>> START

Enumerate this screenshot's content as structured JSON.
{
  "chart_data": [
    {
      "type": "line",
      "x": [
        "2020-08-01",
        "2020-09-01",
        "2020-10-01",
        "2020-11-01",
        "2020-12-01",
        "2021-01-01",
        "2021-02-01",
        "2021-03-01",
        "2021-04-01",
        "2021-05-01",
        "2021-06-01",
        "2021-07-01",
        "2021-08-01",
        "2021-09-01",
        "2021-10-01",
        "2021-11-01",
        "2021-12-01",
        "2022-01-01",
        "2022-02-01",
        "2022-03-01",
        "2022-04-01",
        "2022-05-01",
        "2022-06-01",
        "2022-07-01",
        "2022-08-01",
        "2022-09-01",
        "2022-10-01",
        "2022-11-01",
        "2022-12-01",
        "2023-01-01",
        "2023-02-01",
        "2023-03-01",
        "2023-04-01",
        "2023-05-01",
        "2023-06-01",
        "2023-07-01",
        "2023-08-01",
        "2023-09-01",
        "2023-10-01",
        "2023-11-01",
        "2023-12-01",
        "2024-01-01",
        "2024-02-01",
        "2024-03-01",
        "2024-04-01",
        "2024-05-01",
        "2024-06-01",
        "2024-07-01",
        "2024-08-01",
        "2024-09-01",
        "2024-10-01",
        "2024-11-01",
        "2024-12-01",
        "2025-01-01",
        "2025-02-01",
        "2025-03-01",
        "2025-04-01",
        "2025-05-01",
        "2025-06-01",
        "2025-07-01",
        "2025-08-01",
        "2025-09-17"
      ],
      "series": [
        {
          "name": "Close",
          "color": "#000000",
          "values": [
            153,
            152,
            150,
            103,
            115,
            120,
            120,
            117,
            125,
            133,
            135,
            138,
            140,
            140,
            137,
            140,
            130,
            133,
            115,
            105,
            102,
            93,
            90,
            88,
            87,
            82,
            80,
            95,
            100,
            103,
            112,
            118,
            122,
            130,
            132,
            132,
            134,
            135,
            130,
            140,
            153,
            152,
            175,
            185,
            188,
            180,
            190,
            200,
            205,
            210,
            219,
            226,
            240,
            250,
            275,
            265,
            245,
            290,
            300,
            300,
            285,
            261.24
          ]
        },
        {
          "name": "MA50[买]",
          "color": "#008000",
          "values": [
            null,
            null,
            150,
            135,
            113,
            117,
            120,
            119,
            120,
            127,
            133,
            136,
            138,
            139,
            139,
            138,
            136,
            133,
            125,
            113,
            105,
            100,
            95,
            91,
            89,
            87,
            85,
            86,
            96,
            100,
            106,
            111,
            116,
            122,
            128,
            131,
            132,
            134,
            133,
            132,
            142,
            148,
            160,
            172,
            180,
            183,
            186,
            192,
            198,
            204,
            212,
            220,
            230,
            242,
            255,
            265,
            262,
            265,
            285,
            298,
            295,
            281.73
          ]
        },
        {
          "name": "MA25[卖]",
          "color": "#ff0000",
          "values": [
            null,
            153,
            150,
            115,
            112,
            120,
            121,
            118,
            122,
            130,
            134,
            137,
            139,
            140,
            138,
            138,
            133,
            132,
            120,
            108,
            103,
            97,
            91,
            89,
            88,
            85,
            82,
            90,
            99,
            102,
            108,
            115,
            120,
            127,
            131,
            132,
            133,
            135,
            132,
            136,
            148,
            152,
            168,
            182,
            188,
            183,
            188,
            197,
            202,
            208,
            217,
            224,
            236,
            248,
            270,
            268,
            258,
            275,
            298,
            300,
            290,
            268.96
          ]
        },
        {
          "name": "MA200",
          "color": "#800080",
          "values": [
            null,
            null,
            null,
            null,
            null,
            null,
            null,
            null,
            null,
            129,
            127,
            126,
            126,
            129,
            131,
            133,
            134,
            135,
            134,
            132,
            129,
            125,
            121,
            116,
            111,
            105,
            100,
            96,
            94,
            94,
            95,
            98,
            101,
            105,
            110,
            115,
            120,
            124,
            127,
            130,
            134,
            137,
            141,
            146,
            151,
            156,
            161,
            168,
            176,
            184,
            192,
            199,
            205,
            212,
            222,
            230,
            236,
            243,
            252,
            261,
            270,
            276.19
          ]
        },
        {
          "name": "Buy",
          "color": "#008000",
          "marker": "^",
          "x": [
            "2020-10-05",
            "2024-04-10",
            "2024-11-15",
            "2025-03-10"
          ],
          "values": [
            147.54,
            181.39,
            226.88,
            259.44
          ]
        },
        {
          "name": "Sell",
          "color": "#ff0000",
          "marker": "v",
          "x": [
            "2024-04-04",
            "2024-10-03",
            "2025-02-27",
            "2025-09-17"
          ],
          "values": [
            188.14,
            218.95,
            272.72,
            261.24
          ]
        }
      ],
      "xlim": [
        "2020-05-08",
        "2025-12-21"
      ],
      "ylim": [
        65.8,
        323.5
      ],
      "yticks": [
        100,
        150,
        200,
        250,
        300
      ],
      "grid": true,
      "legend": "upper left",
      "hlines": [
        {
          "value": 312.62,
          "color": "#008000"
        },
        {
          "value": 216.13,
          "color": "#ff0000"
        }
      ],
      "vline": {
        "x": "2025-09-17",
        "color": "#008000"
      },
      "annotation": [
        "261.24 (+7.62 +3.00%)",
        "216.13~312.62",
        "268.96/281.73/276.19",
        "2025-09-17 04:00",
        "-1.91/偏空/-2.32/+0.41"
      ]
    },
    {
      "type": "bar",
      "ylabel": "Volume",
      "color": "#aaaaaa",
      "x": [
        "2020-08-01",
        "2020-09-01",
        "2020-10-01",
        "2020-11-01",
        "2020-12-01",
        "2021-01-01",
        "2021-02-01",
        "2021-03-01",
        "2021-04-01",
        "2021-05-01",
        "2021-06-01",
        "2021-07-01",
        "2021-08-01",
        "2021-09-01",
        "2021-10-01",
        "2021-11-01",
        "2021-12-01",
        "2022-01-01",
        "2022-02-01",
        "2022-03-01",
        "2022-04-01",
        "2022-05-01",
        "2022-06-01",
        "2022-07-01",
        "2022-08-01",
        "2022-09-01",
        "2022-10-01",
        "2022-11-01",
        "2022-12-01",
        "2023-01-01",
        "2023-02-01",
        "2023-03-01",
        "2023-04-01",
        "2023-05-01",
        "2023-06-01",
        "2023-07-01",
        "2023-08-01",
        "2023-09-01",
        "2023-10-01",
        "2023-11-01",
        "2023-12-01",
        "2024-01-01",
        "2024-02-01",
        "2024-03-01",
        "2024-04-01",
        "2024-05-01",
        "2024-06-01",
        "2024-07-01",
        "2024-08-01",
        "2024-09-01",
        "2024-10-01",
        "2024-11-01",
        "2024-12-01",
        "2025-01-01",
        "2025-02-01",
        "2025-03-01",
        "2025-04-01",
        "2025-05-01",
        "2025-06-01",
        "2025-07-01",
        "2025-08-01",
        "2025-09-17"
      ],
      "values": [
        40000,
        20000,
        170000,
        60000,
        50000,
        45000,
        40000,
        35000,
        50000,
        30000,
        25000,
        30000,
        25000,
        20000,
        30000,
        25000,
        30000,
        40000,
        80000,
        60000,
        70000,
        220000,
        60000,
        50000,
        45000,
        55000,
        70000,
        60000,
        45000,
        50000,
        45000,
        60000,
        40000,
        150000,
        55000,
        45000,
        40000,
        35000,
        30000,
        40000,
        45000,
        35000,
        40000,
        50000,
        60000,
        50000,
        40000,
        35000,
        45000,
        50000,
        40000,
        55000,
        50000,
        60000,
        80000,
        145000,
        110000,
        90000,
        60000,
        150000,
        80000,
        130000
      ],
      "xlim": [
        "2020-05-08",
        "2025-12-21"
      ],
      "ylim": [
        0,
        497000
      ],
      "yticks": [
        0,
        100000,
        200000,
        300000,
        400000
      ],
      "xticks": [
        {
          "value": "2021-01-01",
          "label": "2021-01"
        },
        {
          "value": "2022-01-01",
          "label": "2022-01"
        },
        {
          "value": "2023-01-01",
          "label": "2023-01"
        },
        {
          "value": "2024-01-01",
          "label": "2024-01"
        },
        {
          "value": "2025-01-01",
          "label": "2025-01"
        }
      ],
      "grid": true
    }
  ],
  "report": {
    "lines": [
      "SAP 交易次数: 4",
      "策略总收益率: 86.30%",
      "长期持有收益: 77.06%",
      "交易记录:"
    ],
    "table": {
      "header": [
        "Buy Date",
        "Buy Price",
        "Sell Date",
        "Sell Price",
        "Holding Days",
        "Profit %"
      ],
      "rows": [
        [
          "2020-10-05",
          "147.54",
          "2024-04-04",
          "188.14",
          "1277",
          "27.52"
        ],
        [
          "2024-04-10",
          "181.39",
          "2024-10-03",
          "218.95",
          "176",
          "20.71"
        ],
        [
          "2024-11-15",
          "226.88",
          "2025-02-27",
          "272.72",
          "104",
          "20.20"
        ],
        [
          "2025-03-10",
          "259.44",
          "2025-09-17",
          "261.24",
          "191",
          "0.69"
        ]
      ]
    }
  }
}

>> END

§ **Exercise goal**
Determine how many lines in the listing above hold the word "color", answering with the number only.

§ **Solution**
10